● **Stored records**

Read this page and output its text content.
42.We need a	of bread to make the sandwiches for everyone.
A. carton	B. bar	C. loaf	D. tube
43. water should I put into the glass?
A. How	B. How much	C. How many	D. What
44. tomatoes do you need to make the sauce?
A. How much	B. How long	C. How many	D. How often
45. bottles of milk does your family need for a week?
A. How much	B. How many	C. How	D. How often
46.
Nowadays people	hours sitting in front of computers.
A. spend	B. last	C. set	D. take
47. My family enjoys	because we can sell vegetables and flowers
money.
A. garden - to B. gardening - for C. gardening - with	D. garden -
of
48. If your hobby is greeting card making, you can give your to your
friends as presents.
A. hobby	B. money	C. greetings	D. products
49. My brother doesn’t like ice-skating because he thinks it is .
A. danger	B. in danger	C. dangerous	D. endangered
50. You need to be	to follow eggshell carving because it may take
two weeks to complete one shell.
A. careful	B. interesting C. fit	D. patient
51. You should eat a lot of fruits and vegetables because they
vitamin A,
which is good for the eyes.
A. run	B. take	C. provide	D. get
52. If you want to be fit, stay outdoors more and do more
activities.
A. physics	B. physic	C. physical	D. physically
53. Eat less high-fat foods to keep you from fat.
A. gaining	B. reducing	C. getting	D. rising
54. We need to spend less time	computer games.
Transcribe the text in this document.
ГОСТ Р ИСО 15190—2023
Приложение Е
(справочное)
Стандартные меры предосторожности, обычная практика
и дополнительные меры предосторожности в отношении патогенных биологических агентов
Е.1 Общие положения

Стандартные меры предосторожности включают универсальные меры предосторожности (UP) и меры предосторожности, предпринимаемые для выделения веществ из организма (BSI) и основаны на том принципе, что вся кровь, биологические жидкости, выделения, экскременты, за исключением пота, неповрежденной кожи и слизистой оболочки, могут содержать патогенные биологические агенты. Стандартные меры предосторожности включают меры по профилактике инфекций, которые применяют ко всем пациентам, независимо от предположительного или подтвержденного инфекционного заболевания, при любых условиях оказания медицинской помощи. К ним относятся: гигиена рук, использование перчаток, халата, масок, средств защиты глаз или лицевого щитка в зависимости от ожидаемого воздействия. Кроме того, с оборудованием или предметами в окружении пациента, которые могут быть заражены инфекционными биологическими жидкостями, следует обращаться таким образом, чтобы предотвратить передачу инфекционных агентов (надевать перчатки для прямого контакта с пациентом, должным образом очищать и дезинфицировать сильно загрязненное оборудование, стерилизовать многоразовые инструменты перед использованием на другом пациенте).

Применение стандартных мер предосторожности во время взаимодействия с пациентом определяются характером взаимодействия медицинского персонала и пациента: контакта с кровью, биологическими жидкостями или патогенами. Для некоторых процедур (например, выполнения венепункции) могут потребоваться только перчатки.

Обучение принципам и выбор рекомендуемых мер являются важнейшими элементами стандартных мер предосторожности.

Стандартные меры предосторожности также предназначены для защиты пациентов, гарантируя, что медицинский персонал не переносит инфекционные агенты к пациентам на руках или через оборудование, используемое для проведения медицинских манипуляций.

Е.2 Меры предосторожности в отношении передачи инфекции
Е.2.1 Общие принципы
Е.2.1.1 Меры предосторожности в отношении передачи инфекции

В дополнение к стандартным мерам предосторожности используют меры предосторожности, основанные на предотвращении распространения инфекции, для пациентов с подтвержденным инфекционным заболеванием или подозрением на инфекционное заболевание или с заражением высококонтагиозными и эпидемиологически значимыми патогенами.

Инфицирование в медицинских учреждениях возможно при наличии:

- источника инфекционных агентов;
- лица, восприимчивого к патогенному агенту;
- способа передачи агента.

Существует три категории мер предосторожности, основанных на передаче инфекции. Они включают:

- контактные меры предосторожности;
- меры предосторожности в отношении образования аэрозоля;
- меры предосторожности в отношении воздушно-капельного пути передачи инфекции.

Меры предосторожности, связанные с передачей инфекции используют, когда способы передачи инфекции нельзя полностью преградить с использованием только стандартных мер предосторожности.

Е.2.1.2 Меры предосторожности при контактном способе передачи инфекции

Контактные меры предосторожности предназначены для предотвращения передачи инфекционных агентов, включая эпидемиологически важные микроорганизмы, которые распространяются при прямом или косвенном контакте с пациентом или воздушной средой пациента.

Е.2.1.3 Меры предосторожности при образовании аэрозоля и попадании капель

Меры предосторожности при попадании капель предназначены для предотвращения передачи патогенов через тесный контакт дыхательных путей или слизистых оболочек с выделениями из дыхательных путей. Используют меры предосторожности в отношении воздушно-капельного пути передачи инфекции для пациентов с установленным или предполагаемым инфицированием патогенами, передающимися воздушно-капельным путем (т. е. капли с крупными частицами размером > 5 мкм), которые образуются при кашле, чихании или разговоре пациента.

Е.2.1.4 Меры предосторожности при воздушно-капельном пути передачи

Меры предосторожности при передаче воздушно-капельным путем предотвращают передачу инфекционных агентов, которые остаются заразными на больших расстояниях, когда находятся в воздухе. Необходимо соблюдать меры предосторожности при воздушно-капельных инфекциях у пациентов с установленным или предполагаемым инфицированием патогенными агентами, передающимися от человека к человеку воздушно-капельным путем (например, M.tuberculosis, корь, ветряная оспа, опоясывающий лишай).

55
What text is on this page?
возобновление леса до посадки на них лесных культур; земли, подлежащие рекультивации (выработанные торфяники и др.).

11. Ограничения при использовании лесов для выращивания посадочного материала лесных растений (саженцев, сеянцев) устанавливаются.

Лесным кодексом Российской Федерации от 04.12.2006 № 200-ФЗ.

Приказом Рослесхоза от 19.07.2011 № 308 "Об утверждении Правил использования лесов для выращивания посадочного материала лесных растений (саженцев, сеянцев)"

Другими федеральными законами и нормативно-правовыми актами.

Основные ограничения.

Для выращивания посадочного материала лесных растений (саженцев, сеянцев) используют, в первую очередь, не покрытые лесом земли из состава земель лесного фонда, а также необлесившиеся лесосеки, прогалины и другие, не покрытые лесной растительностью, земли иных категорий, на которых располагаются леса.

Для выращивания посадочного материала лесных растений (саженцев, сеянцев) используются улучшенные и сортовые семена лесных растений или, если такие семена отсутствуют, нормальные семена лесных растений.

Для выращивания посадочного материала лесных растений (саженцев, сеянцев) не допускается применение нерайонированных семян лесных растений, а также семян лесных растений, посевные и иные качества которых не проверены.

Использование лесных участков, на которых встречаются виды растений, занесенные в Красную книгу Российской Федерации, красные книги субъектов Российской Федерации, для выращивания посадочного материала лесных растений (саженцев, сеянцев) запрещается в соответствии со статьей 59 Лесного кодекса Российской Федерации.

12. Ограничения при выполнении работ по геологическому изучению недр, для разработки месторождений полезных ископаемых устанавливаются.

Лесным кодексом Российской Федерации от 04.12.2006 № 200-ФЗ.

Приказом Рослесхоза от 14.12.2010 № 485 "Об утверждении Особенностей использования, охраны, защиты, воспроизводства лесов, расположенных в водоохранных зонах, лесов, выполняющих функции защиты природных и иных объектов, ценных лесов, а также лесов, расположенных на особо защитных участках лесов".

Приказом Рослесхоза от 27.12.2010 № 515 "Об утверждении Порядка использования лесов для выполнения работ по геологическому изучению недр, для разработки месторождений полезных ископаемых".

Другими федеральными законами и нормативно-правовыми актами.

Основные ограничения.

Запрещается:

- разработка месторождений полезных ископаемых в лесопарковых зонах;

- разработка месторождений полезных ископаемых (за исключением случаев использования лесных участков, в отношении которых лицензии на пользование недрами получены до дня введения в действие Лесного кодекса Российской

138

● **Problem to solve**
Write out all the data again, exactly as it appears.

● **Written reply**
Read this page and output its text content.
42.We need a	of bread to make the sandwiches for everyone.
A. carton	B. bar	C. loaf	D. tube
43. water should I put into the glass?
A. How	B. How much	C. How many	D. What
44. tomatoes do you need to make the sauce?
A. How much	B. How long	C. How many	D. How often
45. bottles of milk does your family need for a week?
A. How much	B. How many	C. How	D. How often
46.
Nowadays people	hours sitting in front of computers.
A. spend	B. last	C. set	D. take
47. My family enjoys	because we can sell vegetables and flowers
money.
A. garden - to B. gardening - for C. gardening - with	D. garden -
of
48. If your hobby is greeting card making, you can give your to your
friends as presents.
A. hobby	B. money	C. greetings	D. products
49. My brother doesn’t like ice-skating because he thinks it is .
A. danger	B. in danger	C. dangerous	D. endangered
50. You need to be	to follow eggshell carving because it may take
two weeks to complete one shell.
A. careful	B. interesting C. fit	D. patient
51. You should eat a lot of fruits and vegetables because they
vitamin A,
which is good for the eyes.
A. run	B. take	C. provide	D. get
52. If you want to be fit, stay outdoors more and do more
activities.
A. physics	B. physic	C. physical	D. physically
53. Eat less high-fat foods to keep you from fat.
A. gaining	B. reducing	C. getting	D. rising
54. We need to spend less time	computer games.
Transcribe the text in this document.
ГОСТ Р ИСО 15190—2023
Приложение Е
(справочное)
Стандартные меры предосторожности, обычная практика
и дополнительные меры предосторожности в отношении патогенных биологических агентов
Е.1 Общие положения

Стандартные меры предосторожности включают универсальные меры предосторожности (UP) и меры предосторожности, предпринимаемые для выделения веществ из организма (BSI) и основаны на том принципе, что вся кровь, биологические жидкости, выделения, экскременты, за исключением пота, неповрежденной кожи и слизистой оболочки, могут содержать патогенные биологические агенты. Стандартные меры предосторожности включают меры по профилактике инфекций, которые применяют ко всем пациентам, независимо от предположительного или подтвержденного инфекционного заболевания, при любых условиях оказания медицинской помощи. К ним относятся: гигиена рук, использование перчаток, халата, масок, средств защиты глаз или лицевого щитка в зависимости от ожидаемого воздействия. Кроме того, с оборудованием или предметами в окружении пациента, которые могут быть заражены инфекционными биологическими жидкостями, следует обращаться таким образом, чтобы предотвратить передачу инфекционных агентов (надевать перчатки для прямого контакта с пациентом, должным образом очищать и дезинфицировать сильно загрязненное оборудование, стерилизовать многоразовые инструменты перед использованием на другом пациенте).

Применение стандартных мер предосторожности во время взаимодействия с пациентом определяются характером взаимодействия медицинского персонала и пациента: контакта с кровью, биологическими жидкостями или патогенами. Для некоторых процедур (например, выполнения венепункции) могут потребоваться только перчатки.

Обучение принципам и выбор рекомендуемых мер являются важнейшими элементами стандартных мер предосторожности.

Стандартные меры предосторожности также предназначены для защиты пациентов, гарантируя, что медицинский персонал не переносит инфекционные агенты к пациентам на руках или через оборудование, используемое для проведения медицинских манипуляций.

Е.2 Меры предосторожности в отношении передачи инфекции
Е.2.1 Общие принципы
Е.2.1.1 Меры предосторожности в отношении передачи инфекции

В дополнение к стандартным мерам предосторожности используют меры предосторожности, основанные на предотвращении распространения инфекции, для пациентов с подтвержденным инфекционным заболеванием или подозрением на инфекционное заболевание или с заражением высококонтагиозными и эпидемиологически значимыми патогенами.

Инфицирование в медицинских учреждениях возможно при наличии:

- источника инфекционных агентов;
- лица, восприимчивого к патогенному агенту;
- способа передачи агента.

Существует три категории мер предосторожности, основанных на передаче инфекции. Они включают:

- контактные меры предосторожности;
- меры предосторожности в отношении образования аэрозоля;
- меры предосторожности в отношении воздушно-капельного пути передачи инфекции.

Меры предосторожности, связанные с передачей инфекции используют, когда способы передачи инфекции нельзя полностью преградить с использованием только стандартных мер предосторожности.

Е.2.1.2 Меры предосторожности при контактном способе передачи инфекции

Контактные меры предосторожности предназначены для предотвращения передачи инфекционных агентов, включая эпидемиологически важные микроорганизмы, которые распространяются при прямом или косвенном контакте с пациентом или воздушной средой пациента.

Е.2.1.3 Меры предосторожности при образовании аэрозоля и попадании капель

Меры предосторожности при попадании капель предназначены для предотвращения передачи патогенов через тесный контакт дыхательных путей или слизистых оболочек с выделениями из дыхательных путей. Используют меры предосторожности в отношении воздушно-капельного пути передачи инфекции для пациентов с установленным или предполагаемым инфицированием патогенами, передающимися воздушно-капельным путем (т. е. капли с крупными частицами размером > 5 мкм), которые образуются при кашле, чихании или разговоре пациента.

Е.2.1.4 Меры предосторожности при воздушно-капельном пути передачи

Меры предосторожности при передаче воздушно-капельным путем предотвращают передачу инфекционных агентов, которые остаются заразными на больших расстояниях, когда находятся в воздухе. Необходимо соблюдать меры предосторожности при воздушно-капельных инфекциях у пациентов с установленным или предполагаемым инфицированием патогенными агентами, передающимися от человека к человеку воздушно-капельным путем (например, M.tuberculosis, корь, ветряная оспа, опоясывающий лишай).

55
What text is on this page?
возобновление леса до посадки на них лесных культур; земли, подлежащие рекультивации (выработанные торфяники и др.).

11. Ограничения при использовании лесов для выращивания посадочного материала лесных растений (саженцев, сеянцев) устанавливаются.

Лесным кодексом Российской Федерации от 04.12.2006 № 200-ФЗ.

Приказом Рослесхоза от 19.07.2011 № 308 "Об утверждении Правил использования лесов для выращивания посадочного материала лесных растений (саженцев, сеянцев)"

Другими федеральными законами и нормативно-правовыми актами.

Основные ограничения.

Для выращивания посадочного материала лесных растений (саженцев, сеянцев) используют, в первую очередь, не покрытые лесом земли из состава земель лесного фонда, а также необлесившиеся лесосеки, прогалины и другие, не покрытые лесной растительностью, земли иных категорий, на которых располагаются леса.

Для выращивания посадочного материала лесных растений (саженцев, сеянцев) используются улучшенные и сортовые семена лесных растений или, если такие семена отсутствуют, нормальные семена лесных растений.

Для выращивания посадочного материала лесных растений (саженцев, сеянцев) не допускается применение нерайонированных семян лесных растений, а также семян лесных растений, посевные и иные качества которых не проверены.

Использование лесных участков, на которых встречаются виды растений, занесенные в Красную книгу Российской Федерации, красные книги субъектов Российской Федерации, для выращивания посадочного материала лесных растений (саженцев, сеянцев) запрещается в соответствии со статьей 59 Лесного кодекса Российской Федерации.

12. Ограничения при выполнении работ по геологическому изучению недр, для разработки месторождений полезных ископаемых устанавливаются.

Лесным кодексом Российской Федерации от 04.12.2006 № 200-ФЗ.

Приказом Рослесхоза от 14.12.2010 № 485 "Об утверждении Особенностей использования, охраны, защиты, воспроизводства лесов, расположенных в водоохранных зонах, лесов, выполняющих функции защиты природных и иных объектов, ценных лесов, а также лесов, расположенных на особо защитных участках лесов".

Приказом Рослесхоза от 27.12.2010 № 515 "Об утверждении Порядка использования лесов для выполнения работ по геологическому изучению недр, для разработки месторождений полезных ископаемых".

Другими федеральными законами и нормативно-правовыми актами.

Основные ограничения.

Запрещается:

- разработка месторождений полезных ископаемых в лесопарковых зонах;

- разработка месторождений полезных ископаемых (за исключением случаев использования лесных участков, в отношении которых лицензии на пользование недрами получены до дня введения в действие Лесного кодекса Российской

138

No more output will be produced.